Instruction - In the lines below, find how many contain the word "Lundi" and report that figure alone.
— START Provided material —
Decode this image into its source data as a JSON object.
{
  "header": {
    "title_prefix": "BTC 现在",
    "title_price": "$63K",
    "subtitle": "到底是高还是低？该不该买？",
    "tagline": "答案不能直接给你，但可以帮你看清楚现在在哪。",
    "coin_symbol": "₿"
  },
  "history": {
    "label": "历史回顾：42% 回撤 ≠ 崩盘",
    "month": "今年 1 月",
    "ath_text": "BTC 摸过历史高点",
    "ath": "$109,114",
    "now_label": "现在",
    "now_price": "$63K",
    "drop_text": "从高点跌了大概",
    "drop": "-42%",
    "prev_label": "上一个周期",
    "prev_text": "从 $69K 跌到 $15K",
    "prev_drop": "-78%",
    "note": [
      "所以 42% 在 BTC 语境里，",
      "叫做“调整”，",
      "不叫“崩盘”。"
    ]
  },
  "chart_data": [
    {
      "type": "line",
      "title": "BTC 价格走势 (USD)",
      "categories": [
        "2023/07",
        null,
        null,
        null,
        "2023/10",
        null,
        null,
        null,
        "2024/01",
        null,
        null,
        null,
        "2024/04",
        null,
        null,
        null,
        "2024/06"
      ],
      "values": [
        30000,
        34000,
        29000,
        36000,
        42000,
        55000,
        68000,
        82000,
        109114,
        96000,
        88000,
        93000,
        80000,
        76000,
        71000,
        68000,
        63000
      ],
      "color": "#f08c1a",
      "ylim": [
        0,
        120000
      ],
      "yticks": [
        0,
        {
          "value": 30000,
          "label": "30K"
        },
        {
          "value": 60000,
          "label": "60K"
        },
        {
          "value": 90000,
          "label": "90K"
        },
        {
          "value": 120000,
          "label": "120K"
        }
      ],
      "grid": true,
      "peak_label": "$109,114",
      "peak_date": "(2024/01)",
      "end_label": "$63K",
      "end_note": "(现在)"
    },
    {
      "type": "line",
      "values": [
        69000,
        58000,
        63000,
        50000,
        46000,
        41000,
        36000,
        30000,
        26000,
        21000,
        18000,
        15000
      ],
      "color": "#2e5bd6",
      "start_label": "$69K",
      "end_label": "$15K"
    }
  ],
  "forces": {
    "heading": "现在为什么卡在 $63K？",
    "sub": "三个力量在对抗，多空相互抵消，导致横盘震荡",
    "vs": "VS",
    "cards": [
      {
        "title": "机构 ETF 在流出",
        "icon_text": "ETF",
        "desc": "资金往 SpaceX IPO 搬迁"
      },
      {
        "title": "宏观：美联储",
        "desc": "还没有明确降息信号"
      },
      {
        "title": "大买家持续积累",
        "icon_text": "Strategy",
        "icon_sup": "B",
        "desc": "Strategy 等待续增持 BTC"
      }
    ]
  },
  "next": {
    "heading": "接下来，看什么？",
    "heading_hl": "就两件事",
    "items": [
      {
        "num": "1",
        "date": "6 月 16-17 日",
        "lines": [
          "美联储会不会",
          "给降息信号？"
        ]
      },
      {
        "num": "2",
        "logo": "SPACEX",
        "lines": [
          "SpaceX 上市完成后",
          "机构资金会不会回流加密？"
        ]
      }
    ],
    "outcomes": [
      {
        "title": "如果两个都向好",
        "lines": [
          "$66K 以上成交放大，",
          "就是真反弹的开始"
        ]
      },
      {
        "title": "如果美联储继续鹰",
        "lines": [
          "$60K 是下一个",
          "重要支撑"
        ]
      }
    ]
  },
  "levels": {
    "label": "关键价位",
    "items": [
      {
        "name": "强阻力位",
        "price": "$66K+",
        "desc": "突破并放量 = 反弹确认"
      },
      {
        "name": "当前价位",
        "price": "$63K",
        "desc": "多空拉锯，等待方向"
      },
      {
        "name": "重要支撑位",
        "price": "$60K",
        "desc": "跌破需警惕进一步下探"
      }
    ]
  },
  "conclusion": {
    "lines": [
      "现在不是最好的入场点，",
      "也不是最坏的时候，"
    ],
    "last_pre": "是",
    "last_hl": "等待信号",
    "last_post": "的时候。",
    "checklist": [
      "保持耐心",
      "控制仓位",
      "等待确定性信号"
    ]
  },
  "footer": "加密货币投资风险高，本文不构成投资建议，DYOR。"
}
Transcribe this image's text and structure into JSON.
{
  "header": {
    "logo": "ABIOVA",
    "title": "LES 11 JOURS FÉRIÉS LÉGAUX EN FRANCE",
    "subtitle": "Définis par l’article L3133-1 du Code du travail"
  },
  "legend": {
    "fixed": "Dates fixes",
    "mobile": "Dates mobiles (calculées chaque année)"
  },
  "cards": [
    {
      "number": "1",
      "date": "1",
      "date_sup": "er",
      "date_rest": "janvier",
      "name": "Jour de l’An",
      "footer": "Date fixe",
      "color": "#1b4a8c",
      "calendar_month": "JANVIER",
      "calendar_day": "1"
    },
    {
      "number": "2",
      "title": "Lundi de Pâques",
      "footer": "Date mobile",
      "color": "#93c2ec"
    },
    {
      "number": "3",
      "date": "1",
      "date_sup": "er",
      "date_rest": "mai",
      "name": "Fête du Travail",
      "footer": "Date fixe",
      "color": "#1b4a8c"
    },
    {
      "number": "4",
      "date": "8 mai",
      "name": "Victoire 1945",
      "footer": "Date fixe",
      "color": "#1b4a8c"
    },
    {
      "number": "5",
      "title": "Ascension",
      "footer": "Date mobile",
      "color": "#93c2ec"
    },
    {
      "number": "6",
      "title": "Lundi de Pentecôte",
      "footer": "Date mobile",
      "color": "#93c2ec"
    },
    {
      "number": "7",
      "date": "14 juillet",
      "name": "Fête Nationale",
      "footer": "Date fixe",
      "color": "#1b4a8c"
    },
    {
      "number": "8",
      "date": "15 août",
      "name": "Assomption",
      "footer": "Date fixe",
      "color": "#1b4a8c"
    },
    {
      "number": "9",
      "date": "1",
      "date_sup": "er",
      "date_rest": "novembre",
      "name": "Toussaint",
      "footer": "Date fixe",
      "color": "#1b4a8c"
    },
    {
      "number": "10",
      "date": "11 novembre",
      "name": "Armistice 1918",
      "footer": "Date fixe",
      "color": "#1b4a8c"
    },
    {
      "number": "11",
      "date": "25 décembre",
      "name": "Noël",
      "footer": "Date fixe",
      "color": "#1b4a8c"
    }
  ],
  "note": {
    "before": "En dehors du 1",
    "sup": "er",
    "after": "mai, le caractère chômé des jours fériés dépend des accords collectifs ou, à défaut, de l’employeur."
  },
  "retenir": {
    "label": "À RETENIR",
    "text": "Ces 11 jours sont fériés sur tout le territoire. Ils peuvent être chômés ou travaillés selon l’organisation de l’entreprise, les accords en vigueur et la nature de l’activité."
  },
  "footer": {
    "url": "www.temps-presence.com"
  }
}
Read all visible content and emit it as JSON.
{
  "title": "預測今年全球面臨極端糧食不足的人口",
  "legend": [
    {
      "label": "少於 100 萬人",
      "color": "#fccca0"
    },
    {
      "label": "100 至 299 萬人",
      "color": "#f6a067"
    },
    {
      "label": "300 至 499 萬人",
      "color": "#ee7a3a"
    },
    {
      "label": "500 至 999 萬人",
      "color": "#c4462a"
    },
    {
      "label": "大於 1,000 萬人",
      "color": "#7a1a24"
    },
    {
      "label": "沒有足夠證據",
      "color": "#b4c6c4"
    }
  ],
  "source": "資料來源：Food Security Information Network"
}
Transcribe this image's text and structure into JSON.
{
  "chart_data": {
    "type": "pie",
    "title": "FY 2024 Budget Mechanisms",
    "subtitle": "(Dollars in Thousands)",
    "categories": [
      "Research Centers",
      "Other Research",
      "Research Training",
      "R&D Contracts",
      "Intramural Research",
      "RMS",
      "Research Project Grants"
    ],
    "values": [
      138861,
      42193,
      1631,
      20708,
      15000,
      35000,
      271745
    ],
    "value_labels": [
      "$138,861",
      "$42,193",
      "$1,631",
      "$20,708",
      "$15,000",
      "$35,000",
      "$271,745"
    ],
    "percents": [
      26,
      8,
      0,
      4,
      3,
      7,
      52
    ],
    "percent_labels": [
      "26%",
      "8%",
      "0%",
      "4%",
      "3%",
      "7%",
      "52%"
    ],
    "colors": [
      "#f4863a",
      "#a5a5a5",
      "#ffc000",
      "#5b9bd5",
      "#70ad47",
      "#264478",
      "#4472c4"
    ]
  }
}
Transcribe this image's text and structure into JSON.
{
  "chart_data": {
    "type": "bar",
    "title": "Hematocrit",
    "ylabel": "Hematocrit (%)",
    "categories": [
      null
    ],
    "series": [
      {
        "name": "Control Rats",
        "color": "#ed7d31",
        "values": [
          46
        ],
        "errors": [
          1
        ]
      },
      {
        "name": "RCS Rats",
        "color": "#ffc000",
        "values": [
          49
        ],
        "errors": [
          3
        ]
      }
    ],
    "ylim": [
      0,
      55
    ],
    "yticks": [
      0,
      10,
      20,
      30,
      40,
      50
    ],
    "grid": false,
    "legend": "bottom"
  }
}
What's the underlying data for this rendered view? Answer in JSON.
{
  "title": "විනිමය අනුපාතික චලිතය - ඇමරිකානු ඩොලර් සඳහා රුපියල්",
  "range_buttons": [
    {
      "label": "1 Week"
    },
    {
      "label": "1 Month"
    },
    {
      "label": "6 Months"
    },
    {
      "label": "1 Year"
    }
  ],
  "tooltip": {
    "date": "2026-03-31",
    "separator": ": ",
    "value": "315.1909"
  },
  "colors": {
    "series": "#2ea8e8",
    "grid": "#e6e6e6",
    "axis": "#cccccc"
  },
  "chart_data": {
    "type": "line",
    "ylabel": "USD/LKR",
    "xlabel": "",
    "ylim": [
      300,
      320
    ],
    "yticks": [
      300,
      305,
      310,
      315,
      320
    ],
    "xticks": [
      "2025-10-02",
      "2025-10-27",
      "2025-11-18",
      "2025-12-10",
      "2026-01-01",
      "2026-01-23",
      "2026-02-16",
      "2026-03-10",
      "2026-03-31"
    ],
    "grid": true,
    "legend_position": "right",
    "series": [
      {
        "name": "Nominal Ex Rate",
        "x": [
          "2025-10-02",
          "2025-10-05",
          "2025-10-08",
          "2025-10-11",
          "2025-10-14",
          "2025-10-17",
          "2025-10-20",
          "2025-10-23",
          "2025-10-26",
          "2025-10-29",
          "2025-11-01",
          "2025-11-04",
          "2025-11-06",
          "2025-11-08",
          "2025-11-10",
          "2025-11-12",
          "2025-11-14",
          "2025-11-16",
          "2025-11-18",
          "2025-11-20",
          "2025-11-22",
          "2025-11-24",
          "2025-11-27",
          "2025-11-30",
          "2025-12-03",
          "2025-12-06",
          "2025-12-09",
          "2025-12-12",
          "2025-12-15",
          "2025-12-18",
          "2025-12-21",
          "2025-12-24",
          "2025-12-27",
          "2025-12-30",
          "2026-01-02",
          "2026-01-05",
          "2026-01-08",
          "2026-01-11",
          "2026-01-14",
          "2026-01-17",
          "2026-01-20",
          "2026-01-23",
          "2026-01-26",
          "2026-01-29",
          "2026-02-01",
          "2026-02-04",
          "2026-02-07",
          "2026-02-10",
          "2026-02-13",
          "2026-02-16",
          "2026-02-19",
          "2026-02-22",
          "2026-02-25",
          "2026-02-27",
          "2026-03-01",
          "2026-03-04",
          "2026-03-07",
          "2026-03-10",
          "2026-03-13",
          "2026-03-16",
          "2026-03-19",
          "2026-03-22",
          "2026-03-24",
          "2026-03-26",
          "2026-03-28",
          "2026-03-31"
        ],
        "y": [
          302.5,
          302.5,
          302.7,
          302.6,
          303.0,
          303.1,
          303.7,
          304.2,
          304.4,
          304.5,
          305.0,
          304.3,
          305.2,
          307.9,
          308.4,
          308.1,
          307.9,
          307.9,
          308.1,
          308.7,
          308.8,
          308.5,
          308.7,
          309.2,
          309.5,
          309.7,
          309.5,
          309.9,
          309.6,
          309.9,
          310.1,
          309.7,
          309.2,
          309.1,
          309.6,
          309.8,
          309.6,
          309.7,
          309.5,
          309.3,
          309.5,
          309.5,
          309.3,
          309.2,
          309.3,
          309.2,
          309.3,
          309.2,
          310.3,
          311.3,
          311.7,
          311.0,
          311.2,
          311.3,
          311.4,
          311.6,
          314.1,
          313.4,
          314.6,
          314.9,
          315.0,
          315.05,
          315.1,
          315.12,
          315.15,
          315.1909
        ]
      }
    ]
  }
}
— END Provided material —
Task answer - 2